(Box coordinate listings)

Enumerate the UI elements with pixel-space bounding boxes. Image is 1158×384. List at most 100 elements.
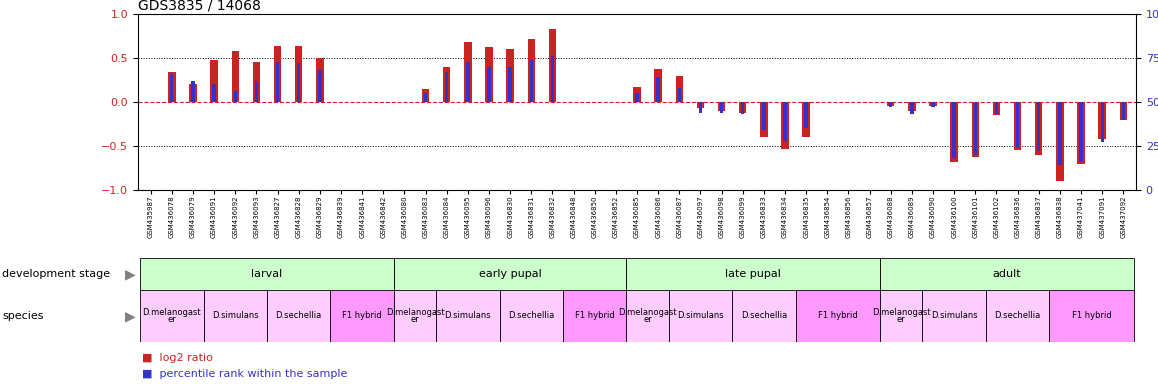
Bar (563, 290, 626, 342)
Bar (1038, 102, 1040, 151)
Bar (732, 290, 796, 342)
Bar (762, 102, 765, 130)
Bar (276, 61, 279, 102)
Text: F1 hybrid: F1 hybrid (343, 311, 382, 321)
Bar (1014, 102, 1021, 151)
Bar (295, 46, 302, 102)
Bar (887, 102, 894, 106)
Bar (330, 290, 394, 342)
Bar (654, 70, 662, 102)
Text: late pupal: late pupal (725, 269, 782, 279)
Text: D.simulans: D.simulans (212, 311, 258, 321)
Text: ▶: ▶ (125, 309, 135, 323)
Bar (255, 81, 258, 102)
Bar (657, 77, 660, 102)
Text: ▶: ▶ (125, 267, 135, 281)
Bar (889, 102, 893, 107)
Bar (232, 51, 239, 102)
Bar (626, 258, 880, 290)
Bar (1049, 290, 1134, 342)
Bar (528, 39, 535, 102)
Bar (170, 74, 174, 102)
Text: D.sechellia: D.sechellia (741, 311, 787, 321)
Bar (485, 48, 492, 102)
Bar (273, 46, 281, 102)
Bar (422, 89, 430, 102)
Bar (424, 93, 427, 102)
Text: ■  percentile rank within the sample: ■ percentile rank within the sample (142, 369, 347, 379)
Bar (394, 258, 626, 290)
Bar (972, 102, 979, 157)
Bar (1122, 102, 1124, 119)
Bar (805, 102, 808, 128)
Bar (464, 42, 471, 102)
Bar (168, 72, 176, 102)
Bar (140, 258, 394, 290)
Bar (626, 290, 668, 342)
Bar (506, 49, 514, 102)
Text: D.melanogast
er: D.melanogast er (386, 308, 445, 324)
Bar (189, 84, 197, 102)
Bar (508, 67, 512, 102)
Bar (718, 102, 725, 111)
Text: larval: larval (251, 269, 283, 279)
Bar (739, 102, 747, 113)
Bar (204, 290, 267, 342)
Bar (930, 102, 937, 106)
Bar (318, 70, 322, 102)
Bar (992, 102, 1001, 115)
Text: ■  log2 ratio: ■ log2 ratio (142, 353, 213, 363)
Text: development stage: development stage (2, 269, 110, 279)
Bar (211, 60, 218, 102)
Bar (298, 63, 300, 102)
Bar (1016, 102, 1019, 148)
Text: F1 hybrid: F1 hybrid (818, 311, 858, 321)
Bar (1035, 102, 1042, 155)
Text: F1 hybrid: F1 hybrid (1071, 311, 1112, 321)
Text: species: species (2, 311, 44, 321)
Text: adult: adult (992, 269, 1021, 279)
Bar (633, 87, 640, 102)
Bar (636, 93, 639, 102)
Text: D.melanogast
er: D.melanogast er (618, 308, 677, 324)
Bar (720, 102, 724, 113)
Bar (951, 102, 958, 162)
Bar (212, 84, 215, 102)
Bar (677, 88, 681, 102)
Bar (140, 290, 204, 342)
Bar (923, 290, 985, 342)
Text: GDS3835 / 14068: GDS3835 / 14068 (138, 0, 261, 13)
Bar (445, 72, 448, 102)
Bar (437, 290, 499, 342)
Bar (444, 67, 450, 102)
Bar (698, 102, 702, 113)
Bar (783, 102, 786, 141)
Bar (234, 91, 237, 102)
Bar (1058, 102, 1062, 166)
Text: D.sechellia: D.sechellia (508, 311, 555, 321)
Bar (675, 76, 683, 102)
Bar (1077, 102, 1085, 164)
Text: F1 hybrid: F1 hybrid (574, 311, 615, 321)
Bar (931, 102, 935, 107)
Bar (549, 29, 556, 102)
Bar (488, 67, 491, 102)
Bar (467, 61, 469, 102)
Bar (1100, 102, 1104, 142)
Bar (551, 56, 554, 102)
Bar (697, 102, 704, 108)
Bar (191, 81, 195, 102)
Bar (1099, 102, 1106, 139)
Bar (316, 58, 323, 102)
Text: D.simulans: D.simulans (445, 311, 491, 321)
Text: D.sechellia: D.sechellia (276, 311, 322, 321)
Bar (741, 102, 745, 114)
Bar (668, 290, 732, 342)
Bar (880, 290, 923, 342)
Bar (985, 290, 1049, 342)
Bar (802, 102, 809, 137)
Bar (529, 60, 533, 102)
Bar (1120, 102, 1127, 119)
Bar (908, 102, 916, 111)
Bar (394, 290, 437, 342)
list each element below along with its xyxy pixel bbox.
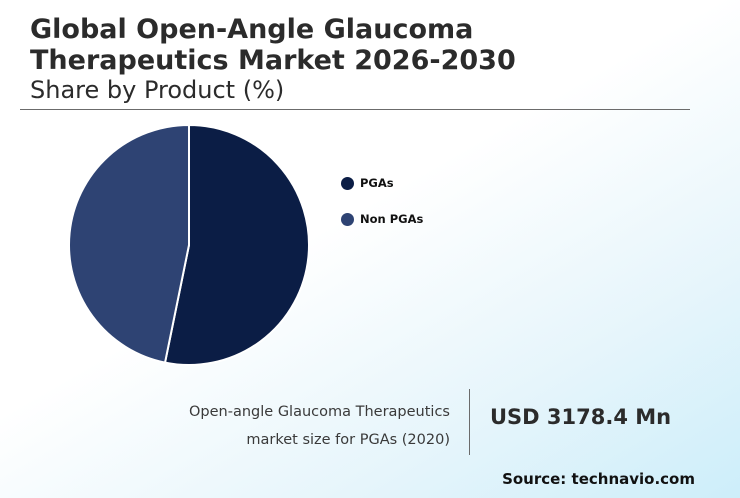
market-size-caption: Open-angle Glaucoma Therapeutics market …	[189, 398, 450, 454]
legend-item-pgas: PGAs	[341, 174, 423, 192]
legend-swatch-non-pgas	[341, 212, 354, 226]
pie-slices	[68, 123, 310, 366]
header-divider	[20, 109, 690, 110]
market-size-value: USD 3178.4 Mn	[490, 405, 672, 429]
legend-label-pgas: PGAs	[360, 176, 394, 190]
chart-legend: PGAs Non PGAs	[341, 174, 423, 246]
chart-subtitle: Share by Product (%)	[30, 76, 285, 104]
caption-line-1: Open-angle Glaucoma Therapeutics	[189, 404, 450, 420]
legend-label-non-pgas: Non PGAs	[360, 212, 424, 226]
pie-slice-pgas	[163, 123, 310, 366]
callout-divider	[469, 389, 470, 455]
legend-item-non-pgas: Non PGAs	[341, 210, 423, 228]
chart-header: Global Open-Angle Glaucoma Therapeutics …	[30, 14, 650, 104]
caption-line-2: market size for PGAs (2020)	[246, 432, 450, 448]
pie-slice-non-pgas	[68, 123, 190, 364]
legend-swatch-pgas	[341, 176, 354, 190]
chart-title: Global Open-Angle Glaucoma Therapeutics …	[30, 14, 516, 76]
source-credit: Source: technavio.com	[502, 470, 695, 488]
--
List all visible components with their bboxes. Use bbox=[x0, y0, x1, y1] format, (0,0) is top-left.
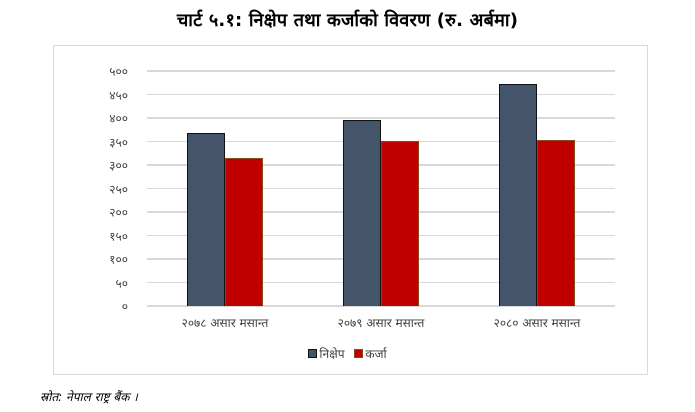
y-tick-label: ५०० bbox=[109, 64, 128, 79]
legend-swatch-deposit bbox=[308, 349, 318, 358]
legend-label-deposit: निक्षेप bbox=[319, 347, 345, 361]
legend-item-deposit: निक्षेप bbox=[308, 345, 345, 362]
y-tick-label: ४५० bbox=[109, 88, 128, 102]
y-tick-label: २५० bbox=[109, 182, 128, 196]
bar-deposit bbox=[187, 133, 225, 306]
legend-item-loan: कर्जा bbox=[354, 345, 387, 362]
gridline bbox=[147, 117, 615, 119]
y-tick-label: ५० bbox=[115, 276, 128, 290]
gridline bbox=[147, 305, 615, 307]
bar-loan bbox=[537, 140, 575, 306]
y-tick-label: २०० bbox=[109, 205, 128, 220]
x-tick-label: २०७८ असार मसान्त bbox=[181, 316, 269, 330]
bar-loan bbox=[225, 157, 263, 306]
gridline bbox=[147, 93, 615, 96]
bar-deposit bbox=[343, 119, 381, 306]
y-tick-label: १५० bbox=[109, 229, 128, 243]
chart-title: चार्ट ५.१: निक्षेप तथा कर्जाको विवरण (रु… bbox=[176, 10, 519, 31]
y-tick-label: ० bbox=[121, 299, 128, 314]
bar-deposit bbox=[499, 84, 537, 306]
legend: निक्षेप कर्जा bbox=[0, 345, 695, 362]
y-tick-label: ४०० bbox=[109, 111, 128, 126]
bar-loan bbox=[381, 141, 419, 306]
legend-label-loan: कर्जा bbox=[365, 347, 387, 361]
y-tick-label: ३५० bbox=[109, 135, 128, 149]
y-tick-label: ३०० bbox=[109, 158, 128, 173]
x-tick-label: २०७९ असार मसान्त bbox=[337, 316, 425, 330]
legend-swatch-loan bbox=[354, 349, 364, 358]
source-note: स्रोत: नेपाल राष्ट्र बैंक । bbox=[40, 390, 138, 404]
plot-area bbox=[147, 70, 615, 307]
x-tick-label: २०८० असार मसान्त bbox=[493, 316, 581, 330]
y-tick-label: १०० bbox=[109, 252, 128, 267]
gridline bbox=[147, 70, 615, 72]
---
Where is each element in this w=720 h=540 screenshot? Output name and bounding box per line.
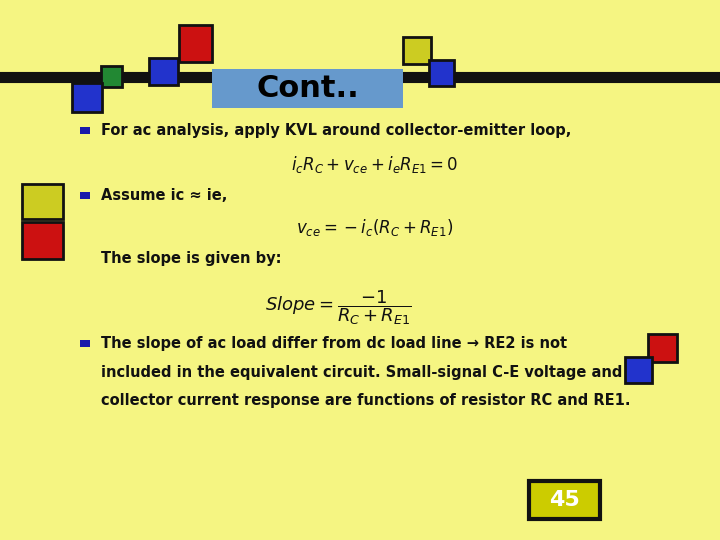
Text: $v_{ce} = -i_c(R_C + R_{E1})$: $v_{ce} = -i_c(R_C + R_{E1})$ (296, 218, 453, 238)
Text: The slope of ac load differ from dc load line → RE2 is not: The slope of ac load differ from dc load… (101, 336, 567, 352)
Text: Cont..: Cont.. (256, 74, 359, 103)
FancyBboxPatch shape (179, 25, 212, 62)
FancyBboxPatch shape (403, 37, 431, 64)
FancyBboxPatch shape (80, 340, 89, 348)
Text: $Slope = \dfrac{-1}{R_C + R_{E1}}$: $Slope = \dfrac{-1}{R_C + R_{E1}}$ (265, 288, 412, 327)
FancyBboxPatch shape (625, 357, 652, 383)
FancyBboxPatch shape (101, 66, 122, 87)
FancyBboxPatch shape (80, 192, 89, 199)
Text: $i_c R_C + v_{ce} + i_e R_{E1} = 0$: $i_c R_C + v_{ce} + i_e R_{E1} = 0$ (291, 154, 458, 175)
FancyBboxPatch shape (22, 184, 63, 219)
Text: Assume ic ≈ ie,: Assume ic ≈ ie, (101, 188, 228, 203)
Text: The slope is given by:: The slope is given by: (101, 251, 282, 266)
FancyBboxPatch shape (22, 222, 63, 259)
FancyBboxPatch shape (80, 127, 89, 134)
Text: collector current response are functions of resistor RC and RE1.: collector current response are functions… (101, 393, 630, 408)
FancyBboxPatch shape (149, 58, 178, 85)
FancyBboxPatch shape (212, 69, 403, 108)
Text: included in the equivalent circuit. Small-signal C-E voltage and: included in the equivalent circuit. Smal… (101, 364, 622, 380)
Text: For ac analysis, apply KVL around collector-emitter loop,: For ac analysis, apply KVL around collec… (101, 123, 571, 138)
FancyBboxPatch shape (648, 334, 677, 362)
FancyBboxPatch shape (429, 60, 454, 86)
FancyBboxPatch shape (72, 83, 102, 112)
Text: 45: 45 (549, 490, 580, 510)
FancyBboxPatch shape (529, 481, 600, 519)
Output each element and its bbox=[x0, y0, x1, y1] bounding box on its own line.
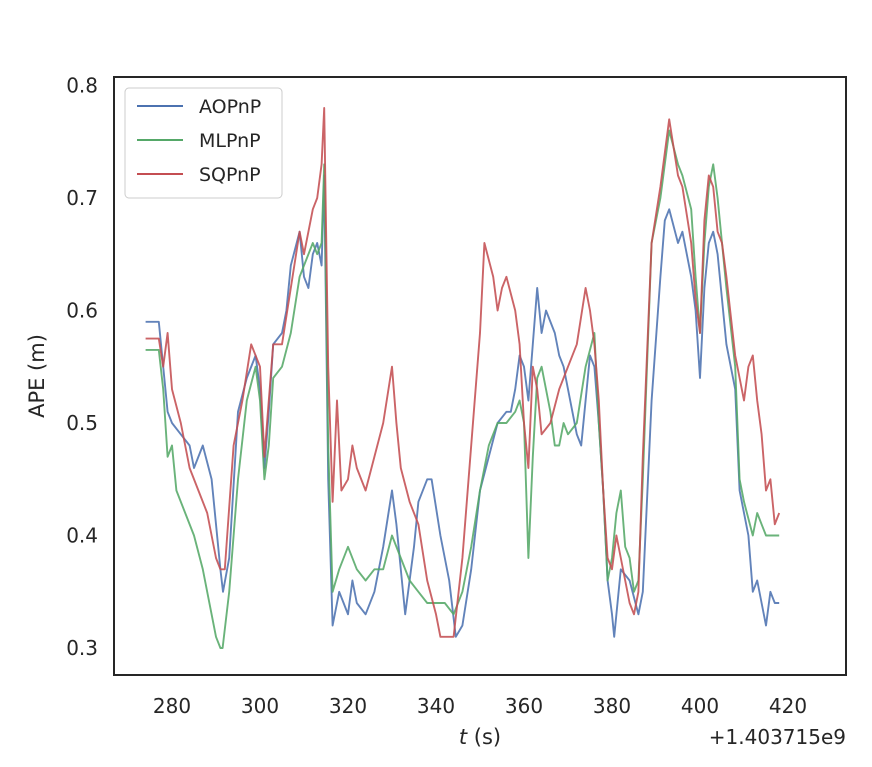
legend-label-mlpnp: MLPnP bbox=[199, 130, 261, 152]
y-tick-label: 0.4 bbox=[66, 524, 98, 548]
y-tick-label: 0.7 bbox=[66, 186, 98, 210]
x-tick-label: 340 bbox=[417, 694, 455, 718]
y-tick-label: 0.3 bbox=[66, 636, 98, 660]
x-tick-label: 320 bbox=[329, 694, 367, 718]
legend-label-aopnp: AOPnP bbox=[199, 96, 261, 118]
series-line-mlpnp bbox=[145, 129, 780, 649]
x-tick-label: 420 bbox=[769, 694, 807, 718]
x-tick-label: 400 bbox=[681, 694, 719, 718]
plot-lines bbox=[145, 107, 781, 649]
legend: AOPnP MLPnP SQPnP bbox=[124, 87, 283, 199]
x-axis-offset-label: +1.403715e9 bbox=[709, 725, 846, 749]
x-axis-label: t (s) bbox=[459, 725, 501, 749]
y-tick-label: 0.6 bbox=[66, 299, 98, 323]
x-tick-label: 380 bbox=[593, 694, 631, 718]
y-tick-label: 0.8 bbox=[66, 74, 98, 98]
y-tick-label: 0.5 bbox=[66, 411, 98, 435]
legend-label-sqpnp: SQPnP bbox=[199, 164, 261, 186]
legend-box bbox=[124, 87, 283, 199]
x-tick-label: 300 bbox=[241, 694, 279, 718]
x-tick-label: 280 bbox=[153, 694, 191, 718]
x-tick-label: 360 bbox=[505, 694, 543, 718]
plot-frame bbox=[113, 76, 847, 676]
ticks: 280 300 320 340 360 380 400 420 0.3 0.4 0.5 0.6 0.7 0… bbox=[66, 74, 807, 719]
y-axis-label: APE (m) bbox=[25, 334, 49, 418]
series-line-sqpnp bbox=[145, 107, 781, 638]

### Written instruction
Transcribe verbatim the lines of the entries starting at the line containing "218, 453, 238)" and ending at the line containing "Output each element", both included.

### Expected answer
Text: $v_{ce} = -i_c(R_C + R_{E1})$: $v_{ce} = -i_c(R_C + R_{E1})$ (296, 218, 453, 238)
Text: The slope of ac load differ from dc load line → RE2 is not: The slope of ac load differ from dc load… (101, 336, 567, 352)
Text: Cont..: Cont.. (256, 74, 359, 103)
FancyBboxPatch shape (179, 25, 212, 62)
FancyBboxPatch shape (403, 37, 431, 64)
FancyBboxPatch shape (80, 340, 89, 348)
Text: $Slope = \dfrac{-1}{R_C + R_{E1}}$: $Slope = \dfrac{-1}{R_C + R_{E1}}$ (265, 288, 412, 327)
FancyBboxPatch shape (625, 357, 652, 383)
FancyBboxPatch shape (101, 66, 122, 87)
FancyBboxPatch shape (80, 192, 89, 199)
Text: $i_c R_C + v_{ce} + i_e R_{E1} = 0$: $i_c R_C + v_{ce} + i_e R_{E1} = 0$ (291, 154, 458, 175)
FancyBboxPatch shape (22, 184, 63, 219)
Text: Assume ic ≈ ie,: Assume ic ≈ ie, (101, 188, 228, 203)
Text: The slope is given by:: The slope is given by: (101, 251, 282, 266)
FancyBboxPatch shape (22, 222, 63, 259)
FancyBboxPatch shape (80, 127, 89, 134)
Text: collector current response are functions of resistor RC and RE1.: collector current response are functions… (101, 393, 630, 408)
FancyBboxPatch shape (149, 58, 178, 85)
FancyBboxPatch shape (212, 69, 403, 108)
Text: included in the equivalent circuit. Small-signal C-E voltage and: included in the equivalent circuit. Smal… (101, 364, 622, 380)
Text: For ac analysis, apply KVL around collector-emitter loop,: For ac analysis, apply KVL around collec… (101, 123, 571, 138)
FancyBboxPatch shape (648, 334, 677, 362)
FancyBboxPatch shape (429, 60, 454, 86)
FancyBboxPatch shape (72, 83, 102, 112)
Text: 45: 45 (549, 490, 580, 510)
FancyBboxPatch shape (529, 481, 600, 519)
Output each element and its bbox=[x0, y0, x1, y1] bounding box on its own line.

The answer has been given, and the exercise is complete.